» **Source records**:

- - - - -

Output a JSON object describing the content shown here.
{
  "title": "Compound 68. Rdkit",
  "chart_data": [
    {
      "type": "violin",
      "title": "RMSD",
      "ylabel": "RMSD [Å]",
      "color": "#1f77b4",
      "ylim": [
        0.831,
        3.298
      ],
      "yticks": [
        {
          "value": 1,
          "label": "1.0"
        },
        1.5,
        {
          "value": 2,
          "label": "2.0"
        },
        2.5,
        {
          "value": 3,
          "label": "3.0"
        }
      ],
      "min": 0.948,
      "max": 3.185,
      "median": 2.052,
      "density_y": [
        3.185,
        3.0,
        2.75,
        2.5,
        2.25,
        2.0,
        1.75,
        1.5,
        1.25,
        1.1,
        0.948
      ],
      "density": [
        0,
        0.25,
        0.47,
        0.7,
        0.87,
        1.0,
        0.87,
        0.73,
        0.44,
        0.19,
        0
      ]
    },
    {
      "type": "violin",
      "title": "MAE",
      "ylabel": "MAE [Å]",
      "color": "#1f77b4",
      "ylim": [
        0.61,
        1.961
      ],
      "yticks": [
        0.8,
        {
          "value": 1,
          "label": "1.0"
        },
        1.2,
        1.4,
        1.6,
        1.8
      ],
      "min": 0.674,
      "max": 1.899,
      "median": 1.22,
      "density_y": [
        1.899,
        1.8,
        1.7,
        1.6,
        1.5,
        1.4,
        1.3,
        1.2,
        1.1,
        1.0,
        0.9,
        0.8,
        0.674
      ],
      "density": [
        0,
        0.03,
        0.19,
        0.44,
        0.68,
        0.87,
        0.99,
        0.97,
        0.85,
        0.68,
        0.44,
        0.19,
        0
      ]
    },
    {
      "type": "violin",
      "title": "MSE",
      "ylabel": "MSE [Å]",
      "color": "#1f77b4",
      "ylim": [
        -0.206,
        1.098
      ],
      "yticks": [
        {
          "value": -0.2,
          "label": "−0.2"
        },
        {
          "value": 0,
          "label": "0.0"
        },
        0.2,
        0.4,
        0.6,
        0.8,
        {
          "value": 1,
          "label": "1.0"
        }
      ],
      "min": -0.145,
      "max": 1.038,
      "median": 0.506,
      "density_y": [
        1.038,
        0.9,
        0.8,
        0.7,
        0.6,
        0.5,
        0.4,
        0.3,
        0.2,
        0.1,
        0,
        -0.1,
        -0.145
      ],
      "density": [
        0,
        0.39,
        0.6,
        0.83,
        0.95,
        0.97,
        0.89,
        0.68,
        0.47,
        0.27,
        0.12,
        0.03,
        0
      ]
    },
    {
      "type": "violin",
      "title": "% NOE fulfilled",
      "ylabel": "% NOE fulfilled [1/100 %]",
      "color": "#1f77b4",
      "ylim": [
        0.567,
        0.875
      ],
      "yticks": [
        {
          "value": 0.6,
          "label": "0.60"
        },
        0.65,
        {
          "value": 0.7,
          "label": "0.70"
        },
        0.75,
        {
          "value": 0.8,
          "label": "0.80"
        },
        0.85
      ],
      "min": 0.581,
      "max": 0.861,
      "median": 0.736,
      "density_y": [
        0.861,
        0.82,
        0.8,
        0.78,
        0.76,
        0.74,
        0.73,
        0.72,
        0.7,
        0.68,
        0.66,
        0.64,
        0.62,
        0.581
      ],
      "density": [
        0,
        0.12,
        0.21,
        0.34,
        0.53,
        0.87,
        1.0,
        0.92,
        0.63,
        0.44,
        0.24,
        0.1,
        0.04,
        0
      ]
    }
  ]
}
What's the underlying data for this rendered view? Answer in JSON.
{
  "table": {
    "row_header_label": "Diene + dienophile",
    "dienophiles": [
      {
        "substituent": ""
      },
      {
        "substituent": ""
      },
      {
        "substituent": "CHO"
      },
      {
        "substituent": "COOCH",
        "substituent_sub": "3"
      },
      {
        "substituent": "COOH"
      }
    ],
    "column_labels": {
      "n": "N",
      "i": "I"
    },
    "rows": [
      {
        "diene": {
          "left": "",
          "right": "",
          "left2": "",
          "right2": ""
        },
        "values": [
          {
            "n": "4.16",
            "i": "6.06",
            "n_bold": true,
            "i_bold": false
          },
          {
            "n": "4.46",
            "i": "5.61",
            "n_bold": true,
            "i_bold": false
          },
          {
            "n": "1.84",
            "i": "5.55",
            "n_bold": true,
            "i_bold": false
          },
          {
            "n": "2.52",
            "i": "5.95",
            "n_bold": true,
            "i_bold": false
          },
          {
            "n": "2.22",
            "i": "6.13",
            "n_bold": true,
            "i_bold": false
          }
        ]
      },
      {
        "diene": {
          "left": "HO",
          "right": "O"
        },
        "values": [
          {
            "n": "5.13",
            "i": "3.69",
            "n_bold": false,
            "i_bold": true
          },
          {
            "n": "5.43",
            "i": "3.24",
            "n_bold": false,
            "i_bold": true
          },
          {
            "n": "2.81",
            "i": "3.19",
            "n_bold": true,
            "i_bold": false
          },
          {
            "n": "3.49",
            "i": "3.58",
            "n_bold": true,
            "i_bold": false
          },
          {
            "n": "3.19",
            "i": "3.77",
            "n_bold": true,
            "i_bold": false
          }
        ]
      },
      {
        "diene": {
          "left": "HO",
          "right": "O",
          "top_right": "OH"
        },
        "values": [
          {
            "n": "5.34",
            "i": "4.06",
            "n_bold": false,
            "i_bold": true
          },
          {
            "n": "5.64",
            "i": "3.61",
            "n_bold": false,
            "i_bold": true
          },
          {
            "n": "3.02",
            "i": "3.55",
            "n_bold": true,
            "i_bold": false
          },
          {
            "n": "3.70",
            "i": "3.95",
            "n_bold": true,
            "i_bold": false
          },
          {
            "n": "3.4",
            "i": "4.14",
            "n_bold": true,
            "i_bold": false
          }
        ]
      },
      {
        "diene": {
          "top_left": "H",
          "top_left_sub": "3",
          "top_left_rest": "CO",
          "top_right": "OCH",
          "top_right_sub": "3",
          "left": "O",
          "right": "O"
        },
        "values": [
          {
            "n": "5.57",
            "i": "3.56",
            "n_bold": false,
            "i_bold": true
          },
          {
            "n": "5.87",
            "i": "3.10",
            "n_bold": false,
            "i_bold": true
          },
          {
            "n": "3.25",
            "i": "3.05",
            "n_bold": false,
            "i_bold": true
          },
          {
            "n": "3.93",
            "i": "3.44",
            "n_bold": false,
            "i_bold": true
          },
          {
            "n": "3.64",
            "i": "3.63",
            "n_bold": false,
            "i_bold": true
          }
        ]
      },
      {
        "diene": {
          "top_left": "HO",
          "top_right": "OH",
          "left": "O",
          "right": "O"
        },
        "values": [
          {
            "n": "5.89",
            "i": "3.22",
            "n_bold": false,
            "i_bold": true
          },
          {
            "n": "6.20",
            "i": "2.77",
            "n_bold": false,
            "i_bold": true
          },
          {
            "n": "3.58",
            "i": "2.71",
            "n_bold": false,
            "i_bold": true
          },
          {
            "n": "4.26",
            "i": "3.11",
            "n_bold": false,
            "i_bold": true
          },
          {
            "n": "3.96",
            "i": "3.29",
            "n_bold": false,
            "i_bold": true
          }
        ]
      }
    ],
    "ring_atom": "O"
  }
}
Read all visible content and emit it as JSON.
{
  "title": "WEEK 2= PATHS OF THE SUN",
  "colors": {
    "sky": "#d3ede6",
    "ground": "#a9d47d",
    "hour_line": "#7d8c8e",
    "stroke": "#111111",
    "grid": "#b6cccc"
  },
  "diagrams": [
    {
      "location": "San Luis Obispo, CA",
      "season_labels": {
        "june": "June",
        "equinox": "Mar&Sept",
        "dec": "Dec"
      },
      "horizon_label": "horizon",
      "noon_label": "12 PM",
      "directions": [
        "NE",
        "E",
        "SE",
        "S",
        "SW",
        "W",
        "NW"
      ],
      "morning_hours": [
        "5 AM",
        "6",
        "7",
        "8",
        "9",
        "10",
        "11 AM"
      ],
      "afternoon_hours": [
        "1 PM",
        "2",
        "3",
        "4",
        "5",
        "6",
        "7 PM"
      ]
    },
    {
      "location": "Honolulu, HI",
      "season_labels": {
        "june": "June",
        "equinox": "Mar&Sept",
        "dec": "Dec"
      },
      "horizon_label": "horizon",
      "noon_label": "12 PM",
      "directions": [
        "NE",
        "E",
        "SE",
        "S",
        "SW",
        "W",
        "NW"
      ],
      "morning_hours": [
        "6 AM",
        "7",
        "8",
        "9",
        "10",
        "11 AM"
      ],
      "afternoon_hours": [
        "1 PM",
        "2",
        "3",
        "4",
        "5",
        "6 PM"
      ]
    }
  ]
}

- - - - -

» **What the task asks**: Copy every line of the data that holds the string "fulfilled".

» **Output below**:
      "title": "% NOE fulfilled",
      "ylabel": "% NOE fulfilled [1/100 %]",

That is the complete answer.